Work required — Keep only the lines of the data below that contain "Pana", and copy them.

Dataset excerpts —
==================================================

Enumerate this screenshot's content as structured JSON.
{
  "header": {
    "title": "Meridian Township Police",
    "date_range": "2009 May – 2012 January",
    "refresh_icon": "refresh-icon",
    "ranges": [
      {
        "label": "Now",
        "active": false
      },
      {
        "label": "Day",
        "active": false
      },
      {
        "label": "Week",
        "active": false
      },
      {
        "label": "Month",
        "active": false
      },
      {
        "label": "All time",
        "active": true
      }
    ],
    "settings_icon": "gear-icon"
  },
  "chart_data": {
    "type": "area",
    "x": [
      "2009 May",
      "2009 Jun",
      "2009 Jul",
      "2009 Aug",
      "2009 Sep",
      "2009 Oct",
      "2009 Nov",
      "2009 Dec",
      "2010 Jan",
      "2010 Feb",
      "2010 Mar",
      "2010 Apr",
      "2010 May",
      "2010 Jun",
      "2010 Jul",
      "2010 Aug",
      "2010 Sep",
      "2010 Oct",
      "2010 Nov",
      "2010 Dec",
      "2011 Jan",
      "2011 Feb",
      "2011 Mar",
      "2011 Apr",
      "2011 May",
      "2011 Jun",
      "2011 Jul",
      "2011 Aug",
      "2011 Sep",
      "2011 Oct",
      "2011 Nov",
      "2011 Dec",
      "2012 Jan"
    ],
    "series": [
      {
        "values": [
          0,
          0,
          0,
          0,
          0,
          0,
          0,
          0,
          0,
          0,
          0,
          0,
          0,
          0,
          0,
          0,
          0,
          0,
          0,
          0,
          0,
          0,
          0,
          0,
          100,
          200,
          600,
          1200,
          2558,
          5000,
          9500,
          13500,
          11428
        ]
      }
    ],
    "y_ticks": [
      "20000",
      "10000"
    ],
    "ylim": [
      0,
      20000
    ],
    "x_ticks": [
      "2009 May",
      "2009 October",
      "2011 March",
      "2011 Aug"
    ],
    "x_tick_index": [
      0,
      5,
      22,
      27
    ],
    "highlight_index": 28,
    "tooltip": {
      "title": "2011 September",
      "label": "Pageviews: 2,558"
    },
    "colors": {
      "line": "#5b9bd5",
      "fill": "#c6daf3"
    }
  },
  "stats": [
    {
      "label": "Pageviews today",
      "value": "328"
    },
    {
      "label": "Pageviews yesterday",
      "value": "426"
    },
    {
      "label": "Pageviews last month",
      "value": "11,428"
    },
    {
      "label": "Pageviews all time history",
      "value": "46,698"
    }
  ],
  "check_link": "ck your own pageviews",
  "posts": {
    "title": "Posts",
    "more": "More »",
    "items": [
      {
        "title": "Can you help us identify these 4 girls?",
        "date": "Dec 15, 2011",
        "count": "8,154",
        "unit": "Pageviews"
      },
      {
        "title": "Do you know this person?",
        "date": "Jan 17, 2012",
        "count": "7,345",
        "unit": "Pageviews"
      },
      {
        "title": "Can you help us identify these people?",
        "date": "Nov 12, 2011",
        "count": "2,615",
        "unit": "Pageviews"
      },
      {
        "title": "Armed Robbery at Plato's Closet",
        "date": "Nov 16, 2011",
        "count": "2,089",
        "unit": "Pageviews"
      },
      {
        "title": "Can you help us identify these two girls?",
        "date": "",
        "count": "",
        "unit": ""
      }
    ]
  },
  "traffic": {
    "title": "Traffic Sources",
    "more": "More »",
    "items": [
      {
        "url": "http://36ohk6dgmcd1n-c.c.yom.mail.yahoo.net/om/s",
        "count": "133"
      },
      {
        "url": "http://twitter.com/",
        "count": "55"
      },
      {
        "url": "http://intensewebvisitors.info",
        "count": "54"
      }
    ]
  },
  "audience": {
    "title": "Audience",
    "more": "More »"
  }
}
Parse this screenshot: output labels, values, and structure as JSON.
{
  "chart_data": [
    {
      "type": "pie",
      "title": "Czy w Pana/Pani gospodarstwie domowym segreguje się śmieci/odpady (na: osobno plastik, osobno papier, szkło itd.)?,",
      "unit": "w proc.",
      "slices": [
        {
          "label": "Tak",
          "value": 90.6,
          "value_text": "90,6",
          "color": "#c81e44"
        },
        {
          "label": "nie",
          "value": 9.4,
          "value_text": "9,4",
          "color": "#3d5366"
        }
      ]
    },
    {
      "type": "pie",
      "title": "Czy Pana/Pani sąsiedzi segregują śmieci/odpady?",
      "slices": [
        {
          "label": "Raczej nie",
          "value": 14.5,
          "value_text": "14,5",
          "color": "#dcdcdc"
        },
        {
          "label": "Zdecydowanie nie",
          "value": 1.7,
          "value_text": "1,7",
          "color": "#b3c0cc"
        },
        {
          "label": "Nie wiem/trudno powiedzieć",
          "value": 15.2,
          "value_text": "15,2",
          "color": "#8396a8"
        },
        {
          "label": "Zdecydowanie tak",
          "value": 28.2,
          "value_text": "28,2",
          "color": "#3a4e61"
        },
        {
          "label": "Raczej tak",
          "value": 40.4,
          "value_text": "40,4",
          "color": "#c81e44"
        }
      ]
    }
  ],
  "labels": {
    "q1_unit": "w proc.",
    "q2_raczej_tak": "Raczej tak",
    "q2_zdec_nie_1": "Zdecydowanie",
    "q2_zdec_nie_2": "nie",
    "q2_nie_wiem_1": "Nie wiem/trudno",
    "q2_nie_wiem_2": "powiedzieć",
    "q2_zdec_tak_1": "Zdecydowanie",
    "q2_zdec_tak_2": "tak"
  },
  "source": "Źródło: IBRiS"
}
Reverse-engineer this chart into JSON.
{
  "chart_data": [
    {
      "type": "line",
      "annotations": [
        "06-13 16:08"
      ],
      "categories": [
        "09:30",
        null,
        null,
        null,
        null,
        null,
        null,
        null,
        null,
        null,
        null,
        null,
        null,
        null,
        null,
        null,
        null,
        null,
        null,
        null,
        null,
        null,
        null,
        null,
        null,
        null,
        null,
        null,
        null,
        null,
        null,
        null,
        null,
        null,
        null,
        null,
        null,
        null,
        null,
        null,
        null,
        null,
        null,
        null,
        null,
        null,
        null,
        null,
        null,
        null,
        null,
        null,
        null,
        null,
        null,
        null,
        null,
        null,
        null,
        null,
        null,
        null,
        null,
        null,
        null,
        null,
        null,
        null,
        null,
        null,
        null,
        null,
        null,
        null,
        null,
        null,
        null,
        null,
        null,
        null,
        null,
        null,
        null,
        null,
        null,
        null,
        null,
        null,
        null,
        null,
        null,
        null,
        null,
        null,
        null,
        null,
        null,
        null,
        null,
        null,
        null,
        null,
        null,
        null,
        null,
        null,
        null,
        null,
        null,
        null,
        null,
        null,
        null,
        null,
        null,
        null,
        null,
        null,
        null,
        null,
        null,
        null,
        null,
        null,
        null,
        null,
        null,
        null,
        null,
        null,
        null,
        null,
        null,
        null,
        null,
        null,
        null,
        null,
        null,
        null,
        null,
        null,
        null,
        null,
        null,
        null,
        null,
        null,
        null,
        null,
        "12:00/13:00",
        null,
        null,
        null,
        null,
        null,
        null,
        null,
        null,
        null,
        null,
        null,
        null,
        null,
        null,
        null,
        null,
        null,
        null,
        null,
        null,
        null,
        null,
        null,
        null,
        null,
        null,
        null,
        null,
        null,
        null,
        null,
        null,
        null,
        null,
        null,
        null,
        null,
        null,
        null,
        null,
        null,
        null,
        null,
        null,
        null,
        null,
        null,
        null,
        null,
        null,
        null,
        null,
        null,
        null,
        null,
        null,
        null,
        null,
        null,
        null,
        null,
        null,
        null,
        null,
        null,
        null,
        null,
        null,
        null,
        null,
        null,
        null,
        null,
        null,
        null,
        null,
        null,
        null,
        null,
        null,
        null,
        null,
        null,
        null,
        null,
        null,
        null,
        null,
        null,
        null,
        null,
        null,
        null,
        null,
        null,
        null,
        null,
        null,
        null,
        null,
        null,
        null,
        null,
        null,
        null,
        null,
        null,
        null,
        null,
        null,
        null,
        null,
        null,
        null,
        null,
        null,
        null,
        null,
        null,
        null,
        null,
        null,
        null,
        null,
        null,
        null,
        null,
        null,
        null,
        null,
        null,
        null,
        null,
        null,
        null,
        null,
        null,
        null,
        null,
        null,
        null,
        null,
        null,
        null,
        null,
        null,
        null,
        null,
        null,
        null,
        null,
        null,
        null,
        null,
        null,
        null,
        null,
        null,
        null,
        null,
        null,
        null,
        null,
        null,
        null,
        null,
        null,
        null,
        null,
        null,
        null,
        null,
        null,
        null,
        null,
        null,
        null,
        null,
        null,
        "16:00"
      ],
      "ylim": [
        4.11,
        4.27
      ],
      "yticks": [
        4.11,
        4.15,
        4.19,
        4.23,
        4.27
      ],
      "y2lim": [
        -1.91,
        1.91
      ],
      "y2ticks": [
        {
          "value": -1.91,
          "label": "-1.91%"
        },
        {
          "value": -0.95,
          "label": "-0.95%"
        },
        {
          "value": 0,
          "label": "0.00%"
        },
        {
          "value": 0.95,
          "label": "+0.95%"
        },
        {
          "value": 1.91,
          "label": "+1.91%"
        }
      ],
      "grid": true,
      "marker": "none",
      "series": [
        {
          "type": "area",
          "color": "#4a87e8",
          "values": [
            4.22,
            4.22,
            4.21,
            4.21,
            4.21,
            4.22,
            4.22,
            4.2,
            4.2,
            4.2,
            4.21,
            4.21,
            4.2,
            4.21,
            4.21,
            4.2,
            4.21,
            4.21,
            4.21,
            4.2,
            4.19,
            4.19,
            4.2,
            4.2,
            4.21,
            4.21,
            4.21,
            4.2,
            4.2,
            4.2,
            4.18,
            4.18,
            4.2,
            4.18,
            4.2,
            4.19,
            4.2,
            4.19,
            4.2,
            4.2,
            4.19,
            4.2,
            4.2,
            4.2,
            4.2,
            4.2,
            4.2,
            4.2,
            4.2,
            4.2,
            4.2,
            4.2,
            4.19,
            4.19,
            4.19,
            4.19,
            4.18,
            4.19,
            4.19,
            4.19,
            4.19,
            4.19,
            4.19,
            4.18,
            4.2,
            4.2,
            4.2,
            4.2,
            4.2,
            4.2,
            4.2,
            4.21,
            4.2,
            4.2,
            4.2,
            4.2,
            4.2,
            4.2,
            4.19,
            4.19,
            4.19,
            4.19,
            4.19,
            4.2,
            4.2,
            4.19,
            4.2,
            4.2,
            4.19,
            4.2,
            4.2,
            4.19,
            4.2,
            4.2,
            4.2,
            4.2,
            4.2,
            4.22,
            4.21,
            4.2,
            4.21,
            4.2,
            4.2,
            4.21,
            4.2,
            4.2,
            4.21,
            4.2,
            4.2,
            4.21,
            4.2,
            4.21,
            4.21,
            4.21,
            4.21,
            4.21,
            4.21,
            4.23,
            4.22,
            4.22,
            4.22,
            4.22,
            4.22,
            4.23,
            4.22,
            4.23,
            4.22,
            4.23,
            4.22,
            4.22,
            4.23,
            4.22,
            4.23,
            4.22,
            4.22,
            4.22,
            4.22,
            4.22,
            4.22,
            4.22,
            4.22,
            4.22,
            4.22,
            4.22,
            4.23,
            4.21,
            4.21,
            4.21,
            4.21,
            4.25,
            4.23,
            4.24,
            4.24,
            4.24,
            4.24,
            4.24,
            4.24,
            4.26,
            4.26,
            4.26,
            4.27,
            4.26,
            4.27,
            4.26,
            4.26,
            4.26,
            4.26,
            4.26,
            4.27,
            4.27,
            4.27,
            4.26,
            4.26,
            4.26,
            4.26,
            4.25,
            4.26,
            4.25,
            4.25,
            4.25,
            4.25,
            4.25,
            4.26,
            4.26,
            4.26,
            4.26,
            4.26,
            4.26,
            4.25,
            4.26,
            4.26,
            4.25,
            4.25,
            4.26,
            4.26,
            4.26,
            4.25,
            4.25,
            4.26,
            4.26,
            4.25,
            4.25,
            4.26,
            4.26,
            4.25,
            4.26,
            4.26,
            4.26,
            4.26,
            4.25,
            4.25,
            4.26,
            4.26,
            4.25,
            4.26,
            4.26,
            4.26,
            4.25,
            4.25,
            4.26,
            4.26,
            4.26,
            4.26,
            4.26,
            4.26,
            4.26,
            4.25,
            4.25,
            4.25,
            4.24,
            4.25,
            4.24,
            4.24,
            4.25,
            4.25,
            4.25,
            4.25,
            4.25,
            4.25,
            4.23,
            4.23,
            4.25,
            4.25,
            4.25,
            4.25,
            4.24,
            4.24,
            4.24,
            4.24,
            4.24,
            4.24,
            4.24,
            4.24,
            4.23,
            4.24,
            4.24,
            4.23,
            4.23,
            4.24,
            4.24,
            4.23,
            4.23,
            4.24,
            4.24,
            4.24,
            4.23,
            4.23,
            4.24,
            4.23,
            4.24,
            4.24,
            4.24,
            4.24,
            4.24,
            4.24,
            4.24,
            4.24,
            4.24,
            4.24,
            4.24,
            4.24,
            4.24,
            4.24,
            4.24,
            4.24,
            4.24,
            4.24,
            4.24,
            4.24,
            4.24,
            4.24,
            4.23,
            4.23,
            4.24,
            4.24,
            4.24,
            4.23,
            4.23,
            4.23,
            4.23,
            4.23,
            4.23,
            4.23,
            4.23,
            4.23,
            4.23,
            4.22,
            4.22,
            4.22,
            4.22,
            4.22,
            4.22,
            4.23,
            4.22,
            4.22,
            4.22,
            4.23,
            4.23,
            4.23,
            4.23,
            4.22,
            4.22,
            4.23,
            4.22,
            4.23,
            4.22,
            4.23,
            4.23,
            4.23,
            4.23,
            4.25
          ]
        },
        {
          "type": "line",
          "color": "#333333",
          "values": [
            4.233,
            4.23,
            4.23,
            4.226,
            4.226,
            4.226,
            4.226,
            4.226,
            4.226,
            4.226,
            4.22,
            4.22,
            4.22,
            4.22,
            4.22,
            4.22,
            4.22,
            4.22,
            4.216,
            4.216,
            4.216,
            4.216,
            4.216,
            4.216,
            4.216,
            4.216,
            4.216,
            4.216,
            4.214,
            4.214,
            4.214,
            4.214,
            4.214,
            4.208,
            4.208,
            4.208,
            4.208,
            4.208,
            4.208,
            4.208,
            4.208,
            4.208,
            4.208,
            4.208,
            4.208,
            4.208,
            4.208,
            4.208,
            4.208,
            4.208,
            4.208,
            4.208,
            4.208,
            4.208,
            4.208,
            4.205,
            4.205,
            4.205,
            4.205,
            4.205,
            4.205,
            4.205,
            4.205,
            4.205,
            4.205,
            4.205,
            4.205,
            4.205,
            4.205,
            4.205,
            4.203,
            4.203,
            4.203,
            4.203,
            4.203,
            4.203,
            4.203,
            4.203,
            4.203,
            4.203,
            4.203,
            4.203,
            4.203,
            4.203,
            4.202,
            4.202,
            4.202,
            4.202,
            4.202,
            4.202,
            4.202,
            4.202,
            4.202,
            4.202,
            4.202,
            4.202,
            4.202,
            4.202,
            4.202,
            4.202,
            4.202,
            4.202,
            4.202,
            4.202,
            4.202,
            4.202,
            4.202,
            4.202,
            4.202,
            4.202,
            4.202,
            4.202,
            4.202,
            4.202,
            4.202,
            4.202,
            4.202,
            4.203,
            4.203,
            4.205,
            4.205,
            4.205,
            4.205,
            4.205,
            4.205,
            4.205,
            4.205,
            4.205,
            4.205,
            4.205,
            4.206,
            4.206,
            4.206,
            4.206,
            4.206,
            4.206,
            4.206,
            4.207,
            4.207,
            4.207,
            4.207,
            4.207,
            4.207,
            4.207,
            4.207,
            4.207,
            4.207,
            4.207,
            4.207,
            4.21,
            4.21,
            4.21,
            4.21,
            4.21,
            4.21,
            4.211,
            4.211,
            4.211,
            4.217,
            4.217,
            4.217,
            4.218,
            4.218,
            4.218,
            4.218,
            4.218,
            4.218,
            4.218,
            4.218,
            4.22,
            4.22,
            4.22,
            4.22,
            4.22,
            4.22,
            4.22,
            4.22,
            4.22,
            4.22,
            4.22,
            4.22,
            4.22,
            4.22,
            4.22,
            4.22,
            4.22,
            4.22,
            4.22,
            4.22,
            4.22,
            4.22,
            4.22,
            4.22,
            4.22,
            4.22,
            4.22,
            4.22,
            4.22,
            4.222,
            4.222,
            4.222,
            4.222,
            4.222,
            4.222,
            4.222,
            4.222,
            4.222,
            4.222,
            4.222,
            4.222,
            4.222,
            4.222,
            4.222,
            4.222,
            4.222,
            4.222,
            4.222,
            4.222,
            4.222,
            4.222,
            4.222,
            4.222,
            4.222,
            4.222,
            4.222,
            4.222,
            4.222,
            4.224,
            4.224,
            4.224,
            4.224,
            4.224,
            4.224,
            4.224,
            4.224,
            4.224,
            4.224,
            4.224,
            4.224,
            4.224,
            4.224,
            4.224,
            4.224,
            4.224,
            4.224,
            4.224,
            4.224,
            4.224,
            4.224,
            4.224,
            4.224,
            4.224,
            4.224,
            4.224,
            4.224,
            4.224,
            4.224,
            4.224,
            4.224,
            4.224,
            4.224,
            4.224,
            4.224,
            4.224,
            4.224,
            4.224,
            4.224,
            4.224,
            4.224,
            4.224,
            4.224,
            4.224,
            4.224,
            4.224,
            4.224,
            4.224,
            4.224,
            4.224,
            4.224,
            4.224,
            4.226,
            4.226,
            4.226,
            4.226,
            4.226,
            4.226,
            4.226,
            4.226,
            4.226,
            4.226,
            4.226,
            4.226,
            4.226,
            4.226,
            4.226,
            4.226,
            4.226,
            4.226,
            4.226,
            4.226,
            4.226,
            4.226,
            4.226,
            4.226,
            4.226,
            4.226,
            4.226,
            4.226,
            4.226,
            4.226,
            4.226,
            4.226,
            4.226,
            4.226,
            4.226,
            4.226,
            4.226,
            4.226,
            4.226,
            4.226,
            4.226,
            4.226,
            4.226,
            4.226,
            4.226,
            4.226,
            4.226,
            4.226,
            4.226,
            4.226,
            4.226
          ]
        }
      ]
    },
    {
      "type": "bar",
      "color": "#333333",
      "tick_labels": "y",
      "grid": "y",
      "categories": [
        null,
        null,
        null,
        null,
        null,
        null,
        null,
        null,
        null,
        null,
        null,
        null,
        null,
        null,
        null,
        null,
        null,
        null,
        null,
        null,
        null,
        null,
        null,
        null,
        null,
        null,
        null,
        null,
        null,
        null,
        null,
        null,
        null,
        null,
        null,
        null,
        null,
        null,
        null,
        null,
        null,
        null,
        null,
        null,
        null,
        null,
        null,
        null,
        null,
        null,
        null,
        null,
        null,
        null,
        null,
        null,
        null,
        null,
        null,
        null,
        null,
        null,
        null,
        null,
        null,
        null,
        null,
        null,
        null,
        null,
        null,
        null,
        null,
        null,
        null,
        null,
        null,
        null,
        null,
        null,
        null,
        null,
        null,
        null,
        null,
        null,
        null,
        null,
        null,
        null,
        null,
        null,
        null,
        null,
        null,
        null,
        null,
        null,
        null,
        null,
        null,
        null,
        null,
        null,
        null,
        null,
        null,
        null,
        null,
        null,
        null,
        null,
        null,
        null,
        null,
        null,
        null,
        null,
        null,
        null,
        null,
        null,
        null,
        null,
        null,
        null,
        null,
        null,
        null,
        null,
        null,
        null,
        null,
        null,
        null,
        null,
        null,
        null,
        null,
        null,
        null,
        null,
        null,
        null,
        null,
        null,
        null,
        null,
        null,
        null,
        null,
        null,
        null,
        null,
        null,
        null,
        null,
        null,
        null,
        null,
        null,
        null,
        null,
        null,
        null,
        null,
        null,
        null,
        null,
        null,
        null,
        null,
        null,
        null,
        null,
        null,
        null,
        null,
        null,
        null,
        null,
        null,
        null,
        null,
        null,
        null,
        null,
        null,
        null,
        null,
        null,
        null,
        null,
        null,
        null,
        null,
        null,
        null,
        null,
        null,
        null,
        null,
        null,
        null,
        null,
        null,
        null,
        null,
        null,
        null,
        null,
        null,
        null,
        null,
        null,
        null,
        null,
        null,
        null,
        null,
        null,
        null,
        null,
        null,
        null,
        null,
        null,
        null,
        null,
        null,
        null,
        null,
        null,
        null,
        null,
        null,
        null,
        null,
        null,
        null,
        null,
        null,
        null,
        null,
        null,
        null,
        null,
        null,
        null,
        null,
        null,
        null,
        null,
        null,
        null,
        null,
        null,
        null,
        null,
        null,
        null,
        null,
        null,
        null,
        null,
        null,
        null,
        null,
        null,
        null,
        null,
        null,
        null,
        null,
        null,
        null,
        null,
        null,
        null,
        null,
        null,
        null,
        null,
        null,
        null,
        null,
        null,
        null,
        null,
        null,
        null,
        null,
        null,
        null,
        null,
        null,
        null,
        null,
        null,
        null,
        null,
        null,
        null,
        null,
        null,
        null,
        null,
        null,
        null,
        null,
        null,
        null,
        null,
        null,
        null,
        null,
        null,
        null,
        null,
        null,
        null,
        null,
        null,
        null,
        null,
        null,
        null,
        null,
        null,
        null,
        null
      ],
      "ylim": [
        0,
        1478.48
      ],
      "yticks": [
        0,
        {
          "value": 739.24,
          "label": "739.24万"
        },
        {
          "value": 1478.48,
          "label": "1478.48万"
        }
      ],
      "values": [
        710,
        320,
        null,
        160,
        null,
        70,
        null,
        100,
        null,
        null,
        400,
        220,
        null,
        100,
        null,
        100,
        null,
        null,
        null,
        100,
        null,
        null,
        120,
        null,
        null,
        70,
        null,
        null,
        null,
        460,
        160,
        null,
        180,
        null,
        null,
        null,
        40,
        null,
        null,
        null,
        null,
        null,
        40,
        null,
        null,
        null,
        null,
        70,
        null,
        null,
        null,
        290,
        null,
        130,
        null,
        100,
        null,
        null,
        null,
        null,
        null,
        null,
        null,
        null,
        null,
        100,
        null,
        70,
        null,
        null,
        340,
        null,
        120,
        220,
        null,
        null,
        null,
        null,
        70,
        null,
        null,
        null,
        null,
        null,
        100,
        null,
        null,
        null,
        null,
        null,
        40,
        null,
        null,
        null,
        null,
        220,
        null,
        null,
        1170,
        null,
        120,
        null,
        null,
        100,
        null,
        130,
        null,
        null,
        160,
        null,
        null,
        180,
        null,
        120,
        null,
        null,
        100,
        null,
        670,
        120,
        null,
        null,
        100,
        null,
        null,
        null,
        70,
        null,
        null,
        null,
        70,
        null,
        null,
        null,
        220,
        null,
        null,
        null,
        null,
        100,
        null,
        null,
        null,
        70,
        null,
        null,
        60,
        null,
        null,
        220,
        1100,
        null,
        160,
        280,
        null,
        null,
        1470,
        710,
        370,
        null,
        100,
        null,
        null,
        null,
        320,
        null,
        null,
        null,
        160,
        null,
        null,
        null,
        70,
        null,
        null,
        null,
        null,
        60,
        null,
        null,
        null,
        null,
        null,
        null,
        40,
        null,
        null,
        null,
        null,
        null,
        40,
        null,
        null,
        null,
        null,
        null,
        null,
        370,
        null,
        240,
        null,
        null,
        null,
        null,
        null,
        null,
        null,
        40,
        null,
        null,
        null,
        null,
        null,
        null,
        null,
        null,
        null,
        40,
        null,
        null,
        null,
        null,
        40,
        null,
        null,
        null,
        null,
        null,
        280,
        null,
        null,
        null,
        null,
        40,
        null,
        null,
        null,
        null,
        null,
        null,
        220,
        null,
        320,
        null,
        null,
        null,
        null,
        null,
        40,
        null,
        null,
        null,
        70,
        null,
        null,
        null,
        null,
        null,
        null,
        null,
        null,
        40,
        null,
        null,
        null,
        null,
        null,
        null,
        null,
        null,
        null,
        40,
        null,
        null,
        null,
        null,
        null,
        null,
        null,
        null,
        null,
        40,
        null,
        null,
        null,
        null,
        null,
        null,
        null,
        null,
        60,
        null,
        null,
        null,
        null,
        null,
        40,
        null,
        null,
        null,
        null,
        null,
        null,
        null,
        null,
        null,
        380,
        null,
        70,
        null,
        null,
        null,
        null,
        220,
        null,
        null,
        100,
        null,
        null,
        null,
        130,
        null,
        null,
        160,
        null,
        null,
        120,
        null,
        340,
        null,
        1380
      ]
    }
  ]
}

==================================================

Response to this task —
      "title": "Czy w Pana/Pani gospodarstwie domowym segreguje się śmieci/odpady (na: osobno plastik, osobno papier, szkło itd.)?,",
      "title": "Czy Pana/Pani sąsiedzi segregują śmieci/odpady?",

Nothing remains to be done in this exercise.